▸ **QUOTED TEXT**:
But it's not literally lisp in the sense that the meta-syntactic stuff isn't there.
Lisp has strong typing, so 1 is 1, not "1" or #\1, which, unless mark has a built in way of annotating types doesn't give this any advantages over s-expressions.
Lisp expressions also don't have any annoying type clutter that you have to have at every node in the syntax. Like (1 "1") is just a list of two things; we don't need the word "list" anywhere.
One major weakness of JSON is lack of a corresponding "infoset"; that is, an equivalence predicate. When are two JSON blobs "the same"? There's no sign of anything like this here.
Another is the lack of support for binary data. There's no sign of support for binary data here.
Finally, there's this claim:
> The advantage of Mark over S-expressions is that it is more modern, and can directly run in browser and node.js environments.
Is it more modern? I don't think I care.
Can it directly run in browser and node.js environments? What does that mean? It seems to need a parser. But then, S-expression parsers certainly directly run in browser and node.js environments.
---
IMO, SPKI SEXPs are much more sensible than this design and many, many other designs:
> IMO, SPKI SEXPs are much more sensible than this design and many, many other designs
Yes, yes, ten thousand times yes! I really don't understand why, over two decades hence, the world has stuck with XPKI & ASN.1, and has invented XML & JSON, when SPKI solved the PKI problem for good & canonical S-expressions solved the flexible- and human-readable–data-exchange problems for good.
Since you both seem to know the spec: how would you encode key/value pairs? Or would you have to have a list of nested lists, like
(my_dict (key value) (key value) (key value))
Un-ordered qualities for data can be useful (e.g. they allow you to reorder data to stream "important" stuff first), but I don't see it anywhere in here.
With canonical S-expressions, unordered sets are a problem because part of the point is to be able to have a single canonical sequence of bytes, which can be hashed or compared bytewise for equality.
In general, I'd resist specifying data as arbitrary key-value pairs, but if I decided that I indeed needed them, I'd do exactly as you suggest — and I'd mandate that the be sorted lexicographically by their keys.
Each existing format have advantages and disadvantages for particular purposes.
Benefit of HTML: You can actually write it by hand and easily see where each element begins and ends, even when the document is longer than a screenfull. Mark has the "}}}}} problem with larger documents, so it is not as suitable for human-written markup.
It is not clear to me how mixed content like <cite>Hello <i>world</i></cite> is expressed in Mark. I expect it will be pretty convoluted.
Benefits of JSON: Maps directly to simple data structures: List, dictionaries and simple values. Similar data structures are supported in almost any language. Mark has "type names" and anonymous text content which complicates serialization and serialization a lot, and is sure to give interoperability (and perhaps security) problems.
So - worst of both worlds? Instead of tying to be an overall worse alternative to all the formats, they should rather focus on a specific niche where Mark can be a better alternative.
Take configuration files, for example. They don't have large amount of textual content like HTML, and they don't need to be transferred between disparate systems.
{size width:100 height:100}
vs
<size width="100" height="100"></size>
vs
{"size": {"width":100,"height":100 }}
In this case, the Mark syntax is simpler and cleaner. Mixed content is not needed, which would make the format simpler. Yeah it is basically the same as S-expressions, but that is not a bad thing.

▸ **RECORD LIST**:
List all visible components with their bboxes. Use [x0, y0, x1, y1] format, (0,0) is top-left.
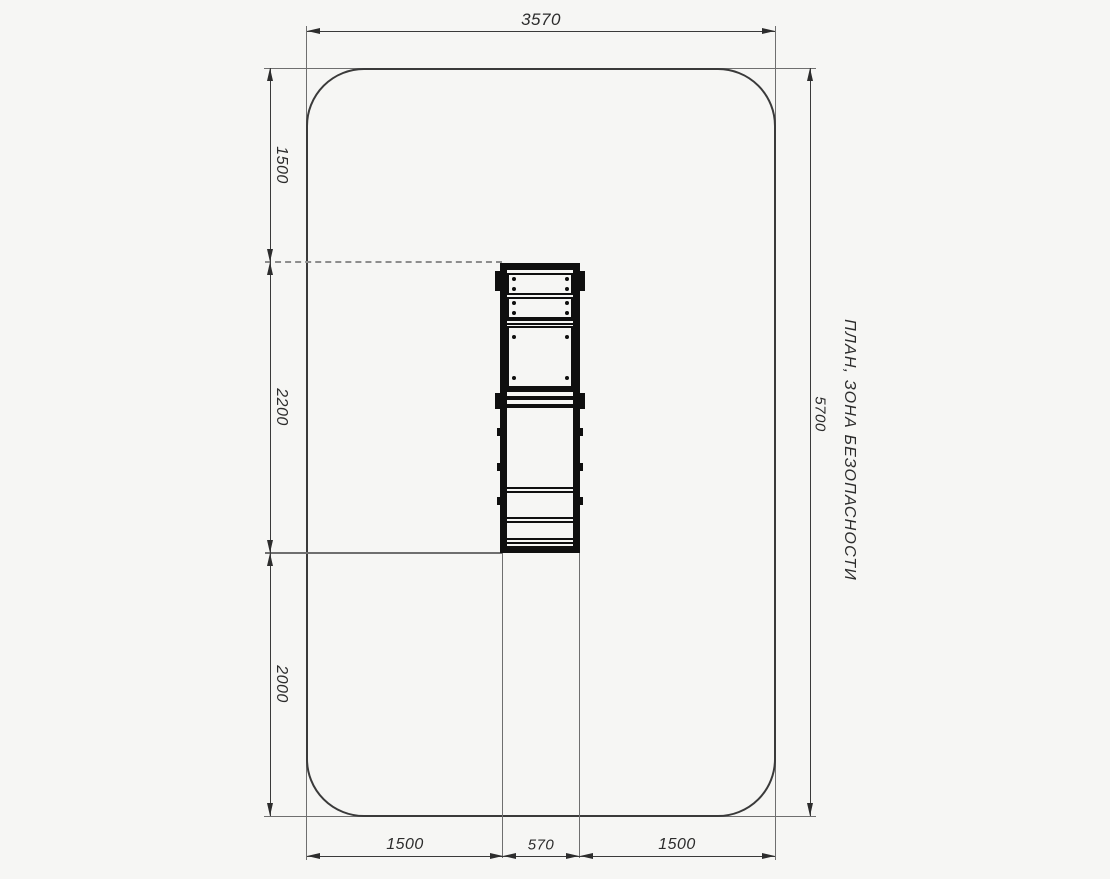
rail-notch [497, 497, 500, 505]
mounting-tab [580, 271, 585, 291]
dimension-label-bottom-left: 1500 [386, 836, 424, 854]
equipment-panel [507, 273, 573, 295]
dim-arrow [580, 853, 593, 859]
equipment-bottom-bar [500, 546, 580, 553]
rail-notch [497, 428, 500, 436]
dim-arrow [807, 803, 813, 816]
dimension-label-left-top: 1500 [272, 146, 290, 184]
screw-dot [565, 376, 569, 380]
screw-dot [512, 301, 516, 305]
screw-dot [565, 335, 569, 339]
equipment-left-extension-line [502, 553, 503, 858]
dim-arrow [267, 68, 273, 81]
ladder-rung-thin [507, 491, 573, 493]
screw-dot [565, 277, 569, 281]
dim-arrow [267, 803, 273, 816]
mounting-tab [495, 271, 500, 291]
screw-dot [512, 287, 516, 291]
equipment-bottom-reference-line [265, 552, 503, 554]
dim-arrow [807, 68, 813, 81]
screw-dot [512, 376, 516, 380]
equipment-right-extension-line [579, 553, 580, 858]
equipment-top-bar [500, 263, 580, 270]
left-dimension-line [270, 68, 271, 816]
dim-arrow [490, 853, 503, 859]
right-dimension-line [810, 68, 811, 816]
screw-dot [565, 301, 569, 305]
plan-drawing: 3570 1500 2200 2000 5700 ПЛАН, ЗОНА БЕЗО… [0, 0, 1110, 879]
equipment-top-reference-dashed-line [265, 261, 502, 263]
screw-dot [512, 311, 516, 315]
dim-arrow [267, 540, 273, 553]
ladder-rail-left [500, 263, 507, 553]
top-dimension-line [307, 31, 775, 32]
dimension-label-top: 3570 [521, 10, 561, 30]
ladder-rung-thin [507, 538, 573, 540]
screw-dot [512, 335, 516, 339]
dimension-label-bottom-center: 570 [528, 837, 555, 854]
drawing-title: ПЛАН, ЗОНА БЕЗОПАСНОСТИ [840, 319, 858, 581]
safety-zone-outline [306, 68, 776, 817]
dim-arrow [762, 853, 775, 859]
mounting-tab [580, 393, 585, 409]
ladder-rung [500, 404, 580, 408]
dimension-label-right: 5700 [812, 396, 829, 431]
dim-arrow [307, 853, 320, 859]
rail-notch [497, 463, 500, 471]
equipment-panel-large [507, 326, 573, 388]
dimension-label-left-middle: 2200 [272, 388, 290, 426]
ladder-rung-thin [507, 542, 573, 544]
screw-dot [512, 277, 516, 281]
ladder-rail-right [573, 263, 580, 553]
rail-notch [580, 463, 583, 471]
screw-dot [565, 311, 569, 315]
dim-arrow [267, 553, 273, 566]
ladder-rung-thin [507, 521, 573, 523]
separator-line [503, 323, 577, 325]
screw-dot [565, 287, 569, 291]
ladder-rung [500, 396, 580, 400]
equipment-panel [507, 297, 573, 319]
dim-arrow [267, 249, 273, 262]
dim-arrow [503, 853, 516, 859]
rail-notch [580, 497, 583, 505]
dim-arrow [762, 28, 775, 34]
dimension-label-left-bottom: 2000 [272, 665, 290, 703]
bottom-dimension-line [307, 856, 775, 857]
dimension-label-bottom-right: 1500 [658, 836, 696, 854]
dim-arrow [267, 262, 273, 275]
ladder-rung [500, 388, 580, 392]
separator-line [503, 319, 577, 321]
ladder-rung-thin [507, 517, 573, 519]
dim-arrow [566, 853, 579, 859]
ladder-rung-thin [507, 487, 573, 489]
dim-arrow [307, 28, 320, 34]
rail-notch [580, 428, 583, 436]
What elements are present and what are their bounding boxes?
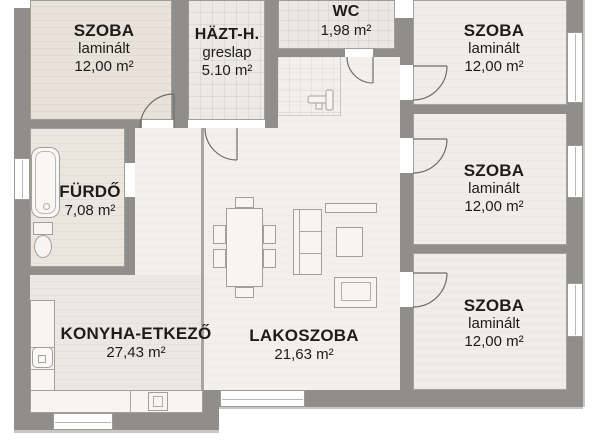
plan-edge-right	[583, 0, 585, 407]
room-area: 1,98 m²	[300, 22, 392, 39]
door-opening-szoba-tr	[400, 65, 413, 100]
window-furdo-left	[14, 158, 30, 200]
wall-hazt-right	[265, 0, 278, 128]
dining-chair	[235, 197, 254, 208]
cooktop-icon	[148, 392, 168, 411]
room-area: 21,63 m²	[212, 346, 396, 363]
sofa-back-line	[299, 210, 300, 274]
wall-furdo-bottom	[14, 267, 135, 275]
door-opening-szoba-mr	[400, 138, 413, 173]
room-name: FÜRDŐ	[38, 182, 142, 201]
plan-edge-bottom-left	[14, 430, 219, 433]
window-szoba-tr-right	[567, 32, 583, 103]
sofa-cushion-line	[299, 231, 321, 232]
room-name: HÄZT-H.	[188, 25, 266, 44]
room-material: laminált	[34, 40, 174, 57]
coffee-table	[336, 227, 363, 257]
sideboard	[325, 203, 377, 213]
room-name: KONYHA-ETKEZŐ	[40, 324, 232, 343]
toilet-cistern	[33, 222, 53, 235]
dining-table	[226, 208, 263, 287]
sofa	[293, 209, 322, 275]
door-opening-szoba-tl	[142, 120, 174, 128]
room-area: 12,00 m²	[424, 198, 564, 215]
room-label-szoba-middle-right: SZOBA laminált 12,00 m²	[424, 161, 564, 215]
dining-chair	[263, 249, 276, 268]
window-kitchen-bottom	[53, 413, 113, 430]
window-living-bottom	[220, 390, 305, 407]
door-opening-szoba-br	[400, 272, 413, 307]
room-label-szoba-bottom-right: SZOBA laminált 12,00 m²	[424, 296, 564, 350]
room-name: LAKOSZOBA	[212, 326, 396, 345]
kitchen-counter-bottom	[30, 390, 203, 413]
dining-chair	[235, 287, 254, 298]
room-area: 5.10 m²	[188, 62, 266, 79]
room-name: SZOBA	[424, 161, 564, 180]
room-label-wc: WC 1,98 m²	[300, 2, 392, 39]
dining-chair	[213, 225, 226, 244]
plan-edge-bottom	[219, 407, 583, 409]
counter-divider-3	[130, 390, 131, 413]
room-label-haztartasi: HÄZT-H. greslap 5.10 m²	[188, 25, 266, 79]
room-name: SZOBA	[34, 21, 174, 40]
dining-chair	[263, 225, 276, 244]
room-area: 7,08 m²	[38, 202, 142, 219]
room-material: laminált	[424, 40, 564, 57]
room-material: laminált	[424, 315, 564, 332]
wall-wc-right	[395, 18, 413, 56]
wall-bottom-kitchen	[14, 413, 219, 430]
room-label-szoba-top-left: SZOBA laminált 12,00 m²	[34, 21, 174, 75]
wall-left	[14, 8, 30, 430]
room-area: 12,00 m²	[424, 333, 564, 350]
window-szoba-br-right	[567, 283, 583, 337]
door-opening-wc	[345, 49, 373, 57]
window-szoba-mr-right	[567, 145, 583, 198]
door-opening-hazt	[205, 120, 237, 128]
hall-strip-floor	[135, 128, 202, 275]
wall-tr-mr-divider	[400, 105, 583, 114]
room-area: 27,43 m²	[40, 344, 232, 361]
room-label-lakoszoba: LAKOSZOBA 21,63 m²	[212, 326, 396, 363]
floor-plan: SZOBA laminált 12,00 m² HÄZT-H. greslap …	[0, 0, 612, 443]
room-name: SZOBA	[424, 21, 564, 40]
wall-mr-br-divider	[400, 245, 583, 253]
room-label-furdo: FÜRDŐ 7,08 m²	[38, 182, 142, 219]
room-area: 12,00 m²	[424, 58, 564, 75]
dining-chair	[213, 249, 226, 268]
toilet-icon	[34, 235, 52, 258]
wall-szoba-tl-right	[172, 0, 188, 128]
entry-tile-patch	[278, 57, 341, 116]
counter-divider-2	[30, 369, 55, 370]
room-label-konyha-etkezo: KONYHA-ETKEZŐ 27,43 m²	[40, 324, 232, 361]
armchair	[334, 277, 377, 308]
room-name: SZOBA	[424, 296, 564, 315]
room-material: greslap	[188, 44, 266, 61]
room-material: laminált	[424, 180, 564, 197]
room-name: WC	[300, 2, 392, 21]
room-area: 12,00 m²	[34, 58, 174, 75]
sofa-cushion-line	[299, 253, 321, 254]
room-label-szoba-top-right: SZOBA laminált 12,00 m²	[424, 21, 564, 75]
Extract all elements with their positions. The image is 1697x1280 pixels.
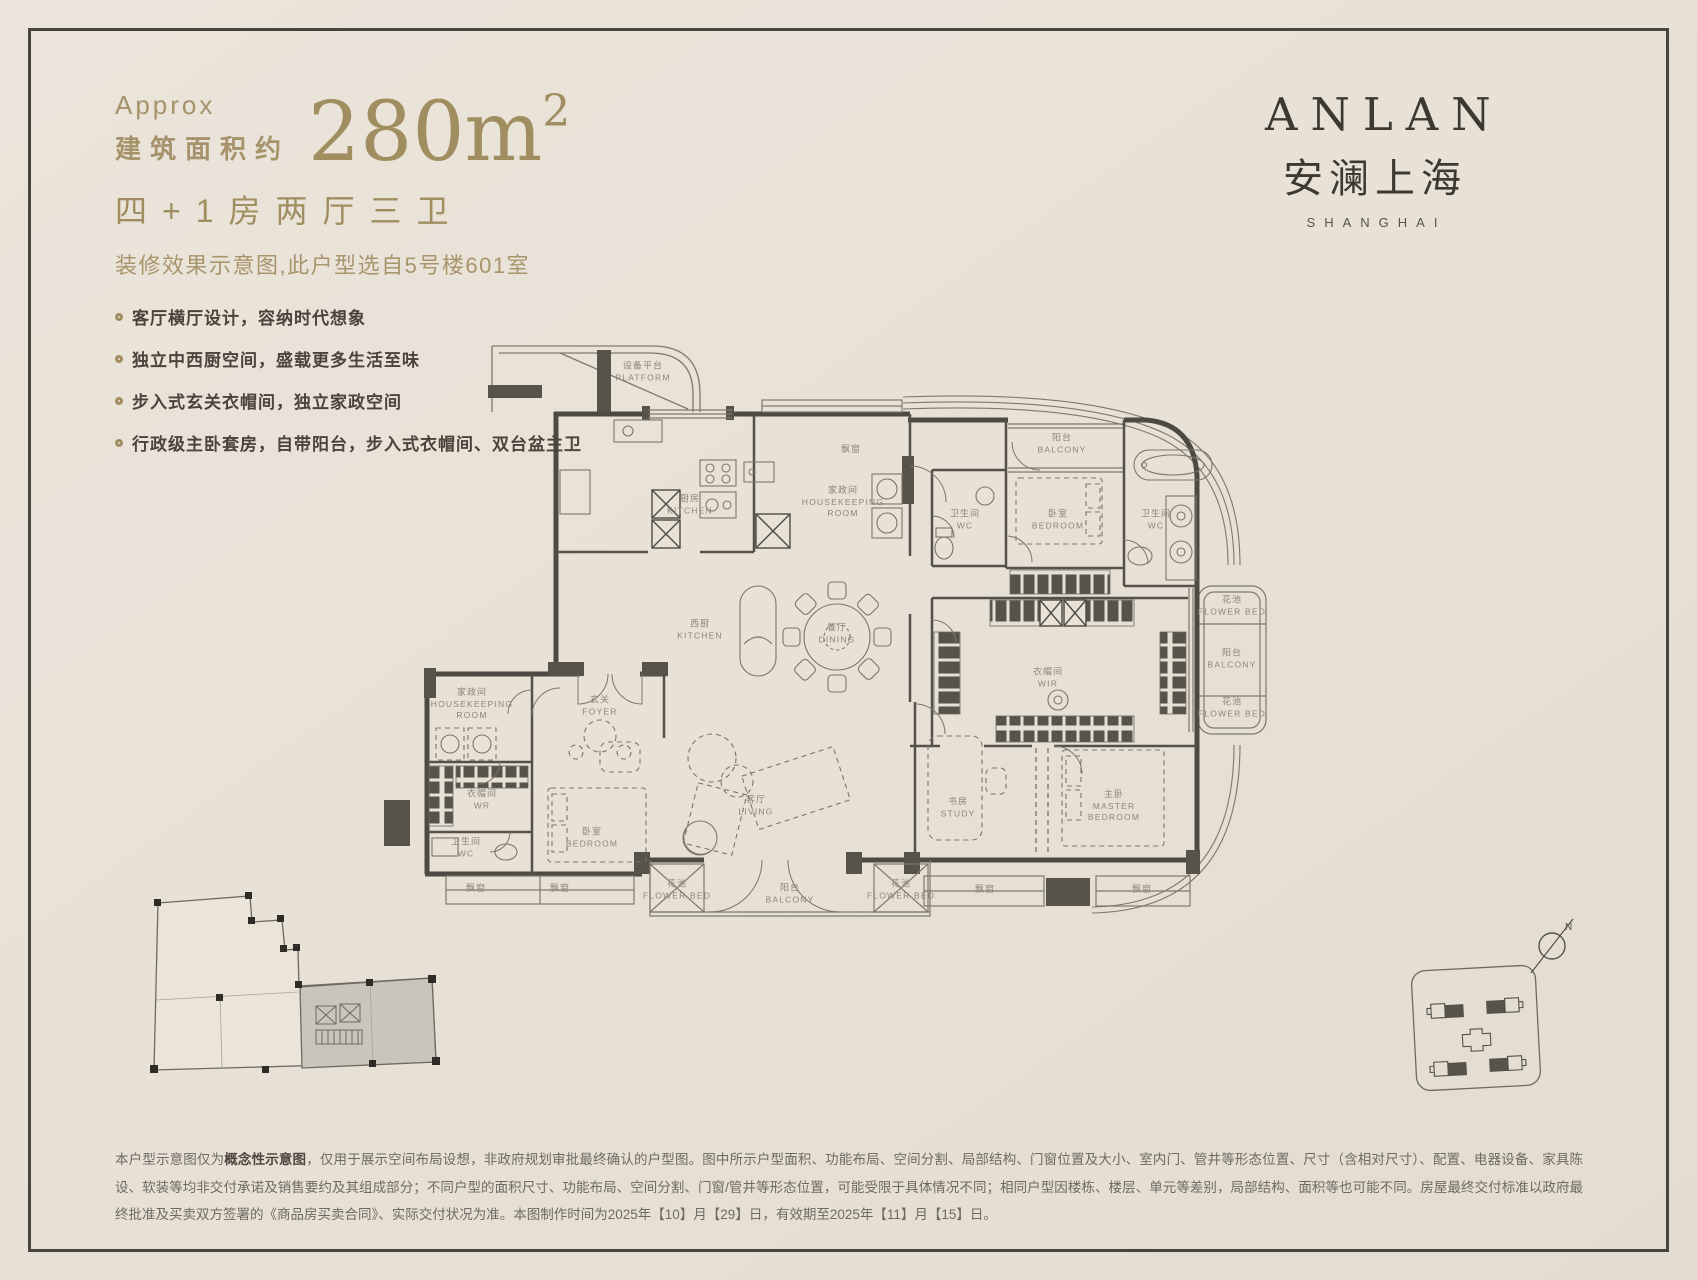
- bullet-icon: [115, 355, 123, 363]
- area-label: 建筑面积约: [115, 129, 290, 166]
- area-number: 280m: [308, 85, 542, 180]
- site-plan: [1411, 965, 1541, 1091]
- brand-city: SHANGHAI: [1252, 215, 1492, 230]
- highlighted-unit: [300, 978, 436, 1068]
- disclaimer-body: ，仅用于展示空间布局设想，非政府规划审批最终确认的户型图。图中所示户型面积、功能…: [115, 1152, 1583, 1222]
- fixtures: [432, 420, 1212, 860]
- brand-name-en: ANLAN: [1252, 88, 1492, 141]
- area-value: 280m2: [308, 94, 570, 166]
- subtitle: 装修效果示意图,此户型选自5号楼601室: [115, 248, 675, 280]
- feature-text: 行政级主卧套房，自带阳台，步入式衣帽间、双台盆主卫: [132, 430, 582, 455]
- north-label: N: [1565, 922, 1572, 933]
- north-compass: N: [1531, 919, 1573, 973]
- header: Approx 建筑面积约 280m2 四+1房两厅三卫 装修效果示意图,此户型选…: [115, 90, 675, 472]
- feature-text: 步入式玄关衣帽间，独立家政空间: [132, 388, 402, 413]
- bullet-icon: [115, 439, 123, 447]
- bullet-icon: [115, 397, 123, 405]
- feature-list: 客厅横厅设计，容纳时代想象 独立中西厨空间，盛载更多生活至味 步入式玄关衣帽间，…: [115, 304, 675, 455]
- approx-label: Approx: [115, 90, 290, 121]
- feature-item: 行政级主卧套房，自带阳台，步入式衣帽间、双台盆主卫: [115, 430, 675, 455]
- brand-logo: ANLAN 安澜上海 SHANGHAI: [1252, 88, 1492, 230]
- key-plan: [150, 892, 440, 1073]
- feature-item: 步入式玄关衣帽间，独立家政空间: [115, 388, 675, 413]
- layout-title: 四+1房两厅三卫: [115, 186, 675, 232]
- bullet-icon: [115, 313, 123, 321]
- feature-item: 独立中西厨空间，盛载更多生活至味: [115, 346, 675, 371]
- east-balcony-pod: [1189, 586, 1266, 734]
- disclaimer: 本户型示意图仅为概念性示意图，仅用于展示空间布局设想，非政府规划审批最终确认的户…: [115, 1146, 1583, 1229]
- disclaimer-bold: 概念性示意图: [224, 1152, 306, 1167]
- brand-name-cn: 安澜上海: [1252, 146, 1492, 204]
- feature-item: 客厅横厅设计，容纳时代想象: [115, 304, 675, 329]
- area-title: Approx 建筑面积约 280m2: [115, 90, 675, 166]
- feature-text: 独立中西厨空间，盛载更多生活至味: [132, 346, 420, 371]
- area-superscript: 2: [542, 86, 570, 137]
- feature-text: 客厅横厅设计，容纳时代想象: [132, 304, 366, 329]
- furniture: [436, 478, 1164, 862]
- disclaimer-lead: 本户型示意图仅为: [115, 1152, 224, 1167]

▸ **TASKS**:
1) In the Mark format thread, what two features of Mark are said to complicate serialization?
2) Return, word for word, the stretch of the Mark format thread from "Take configuration files, for" through "a bad thing.".

▸ **RESPONSES TO THE TASKS**:
1) Mark's "type names" and its anonymous text content.

2)
Take configuration files, for example. They don't have large amount of textual content like HTML, and they don't need to be transferred between disparate systems.
{size width:100 height:100}
vs
<size width="100" height="100"></size>
vs
{"size": {"width":100,"height":100 }}
In this case, the Mark syntax is simpler and cleaner. Mixed content is not needed, which would make the format simpler. Yeah it is basically the same as S-expressions, but that is not a bad thing.